Records from a collection of figures
** Begin **
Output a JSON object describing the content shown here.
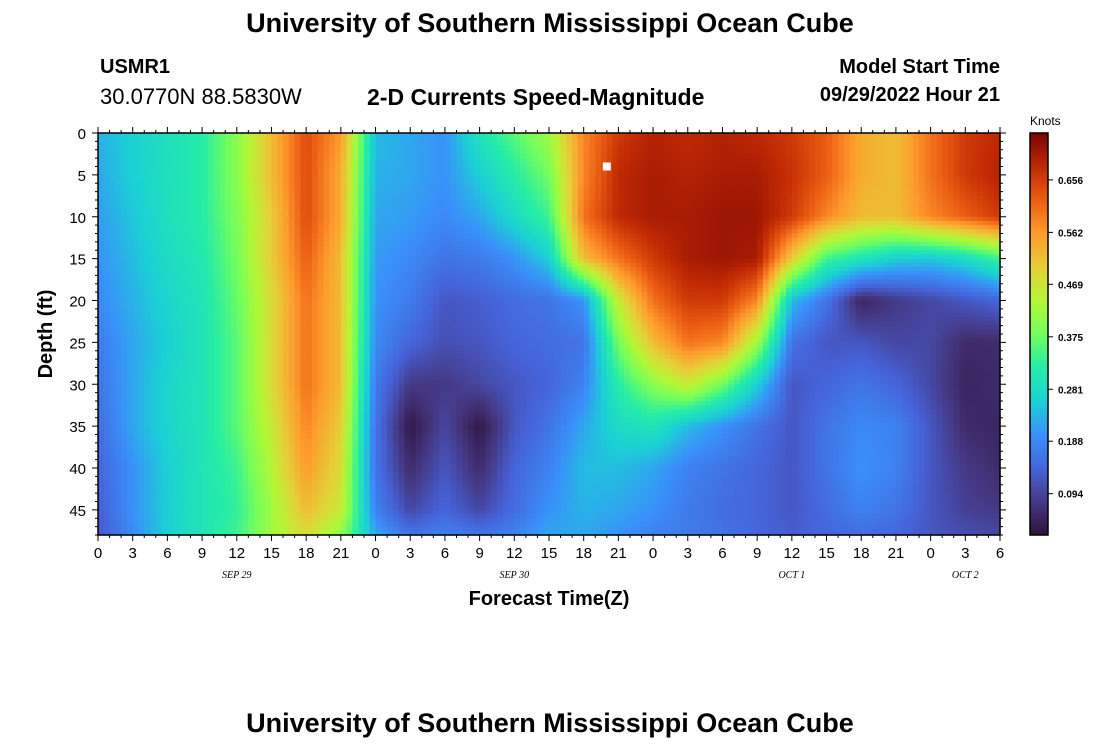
{
  "header": {
    "title": "University of Southern Mississippi Ocean Cube",
    "station_id": "USMR1",
    "station_coords": "30.0770N  88.5830W",
    "subtitle": "2-D Currents Speed-Magnitude",
    "start_label": "Model Start Time",
    "start_value": "09/29/2022 Hour 21"
  },
  "footer": {
    "title": "University of Southern Mississippi Ocean Cube"
  },
  "chart_data": {
    "type": "heatmap",
    "title": "2-D Currents Speed-Magnitude",
    "xlabel": "Forecast Time(Z)",
    "ylabel": "Depth (ft)",
    "x_tick_labels": [
      "0",
      "3",
      "6",
      "9",
      "12",
      "15",
      "18",
      "21",
      "0",
      "3",
      "6",
      "9",
      "12",
      "15",
      "18",
      "21",
      "0",
      "3",
      "6",
      "9",
      "12",
      "15",
      "18",
      "21",
      "0",
      "3",
      "6"
    ],
    "date_labels": [
      {
        "label": "SEP 29",
        "at_hour": 12
      },
      {
        "label": "SEP 30",
        "at_hour": 36
      },
      {
        "label": "OCT 1",
        "at_hour": 60
      },
      {
        "label": "OCT 2",
        "at_hour": 75
      }
    ],
    "xlim_hours": [
      0,
      78
    ],
    "y_ticks": [
      0,
      5,
      10,
      15,
      20,
      25,
      30,
      35,
      40,
      45
    ],
    "ylim": [
      0,
      48
    ],
    "colorbar": {
      "label": "Knots",
      "ticks": [
        0.094,
        0.188,
        0.281,
        0.375,
        0.469,
        0.562,
        0.656
      ],
      "range": [
        0.02,
        0.74
      ]
    },
    "marker": {
      "hour": 44,
      "depth": 4
    },
    "depths": [
      0,
      5,
      10,
      15,
      20,
      25,
      30,
      35,
      40,
      45,
      48
    ],
    "hours": [
      0,
      3,
      6,
      9,
      12,
      15,
      18,
      21,
      24,
      27,
      30,
      33,
      36,
      39,
      42,
      45,
      48,
      51,
      54,
      57,
      60,
      63,
      66,
      69,
      72,
      75,
      78
    ],
    "values": [
      [
        0.23,
        0.26,
        0.29,
        0.32,
        0.4,
        0.52,
        0.64,
        0.56,
        0.24,
        0.22,
        0.2,
        0.3,
        0.36,
        0.42,
        0.58,
        0.66,
        0.69,
        0.68,
        0.69,
        0.68,
        0.66,
        0.62,
        0.54,
        0.52,
        0.6,
        0.66,
        0.68
      ],
      [
        0.22,
        0.26,
        0.29,
        0.32,
        0.4,
        0.52,
        0.64,
        0.54,
        0.23,
        0.22,
        0.2,
        0.26,
        0.32,
        0.38,
        0.58,
        0.68,
        0.7,
        0.69,
        0.7,
        0.7,
        0.67,
        0.62,
        0.54,
        0.52,
        0.6,
        0.66,
        0.69
      ],
      [
        0.21,
        0.25,
        0.29,
        0.32,
        0.39,
        0.5,
        0.64,
        0.54,
        0.22,
        0.21,
        0.19,
        0.22,
        0.28,
        0.34,
        0.6,
        0.68,
        0.7,
        0.7,
        0.71,
        0.71,
        0.66,
        0.58,
        0.52,
        0.52,
        0.58,
        0.62,
        0.66
      ],
      [
        0.2,
        0.24,
        0.28,
        0.31,
        0.38,
        0.5,
        0.62,
        0.52,
        0.21,
        0.19,
        0.16,
        0.17,
        0.2,
        0.26,
        0.52,
        0.6,
        0.66,
        0.7,
        0.71,
        0.7,
        0.5,
        0.34,
        0.3,
        0.26,
        0.25,
        0.28,
        0.34
      ],
      [
        0.19,
        0.23,
        0.27,
        0.3,
        0.37,
        0.48,
        0.6,
        0.52,
        0.2,
        0.17,
        0.12,
        0.13,
        0.15,
        0.16,
        0.2,
        0.46,
        0.6,
        0.66,
        0.66,
        0.58,
        0.24,
        0.16,
        0.05,
        0.08,
        0.1,
        0.12,
        0.14
      ],
      [
        0.17,
        0.22,
        0.26,
        0.3,
        0.36,
        0.48,
        0.6,
        0.52,
        0.19,
        0.14,
        0.11,
        0.12,
        0.14,
        0.15,
        0.16,
        0.38,
        0.52,
        0.6,
        0.58,
        0.42,
        0.16,
        0.12,
        0.12,
        0.1,
        0.1,
        0.06,
        0.06
      ],
      [
        0.16,
        0.22,
        0.27,
        0.3,
        0.36,
        0.48,
        0.6,
        0.52,
        0.17,
        0.08,
        0.08,
        0.1,
        0.12,
        0.14,
        0.18,
        0.32,
        0.4,
        0.46,
        0.38,
        0.26,
        0.12,
        0.14,
        0.16,
        0.14,
        0.1,
        0.05,
        0.06
      ],
      [
        0.15,
        0.22,
        0.27,
        0.3,
        0.36,
        0.46,
        0.58,
        0.5,
        0.16,
        0.03,
        0.1,
        0.03,
        0.12,
        0.16,
        0.22,
        0.28,
        0.3,
        0.24,
        0.2,
        0.16,
        0.12,
        0.16,
        0.19,
        0.18,
        0.12,
        0.06,
        0.05
      ],
      [
        0.14,
        0.2,
        0.26,
        0.3,
        0.34,
        0.44,
        0.56,
        0.48,
        0.16,
        0.06,
        0.12,
        0.06,
        0.14,
        0.18,
        0.24,
        0.24,
        0.22,
        0.18,
        0.16,
        0.14,
        0.12,
        0.16,
        0.2,
        0.18,
        0.12,
        0.08,
        0.06
      ],
      [
        0.13,
        0.2,
        0.26,
        0.3,
        0.33,
        0.42,
        0.52,
        0.46,
        0.18,
        0.1,
        0.14,
        0.1,
        0.15,
        0.2,
        0.23,
        0.22,
        0.2,
        0.17,
        0.15,
        0.14,
        0.12,
        0.15,
        0.18,
        0.16,
        0.12,
        0.09,
        0.08
      ],
      [
        0.12,
        0.19,
        0.26,
        0.3,
        0.34,
        0.42,
        0.48,
        0.4,
        0.22,
        0.16,
        0.18,
        0.16,
        0.18,
        0.22,
        0.22,
        0.2,
        0.18,
        0.17,
        0.16,
        0.14,
        0.13,
        0.14,
        0.15,
        0.14,
        0.12,
        0.11,
        0.1
      ]
    ]
  }
}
** End **
Objective = Each line that has the word "Speed" should be copied.

Exercise solution =
    "subtitle": "2-D Currents Speed-Magnitude",
    "title": "2-D Currents Speed-Magnitude",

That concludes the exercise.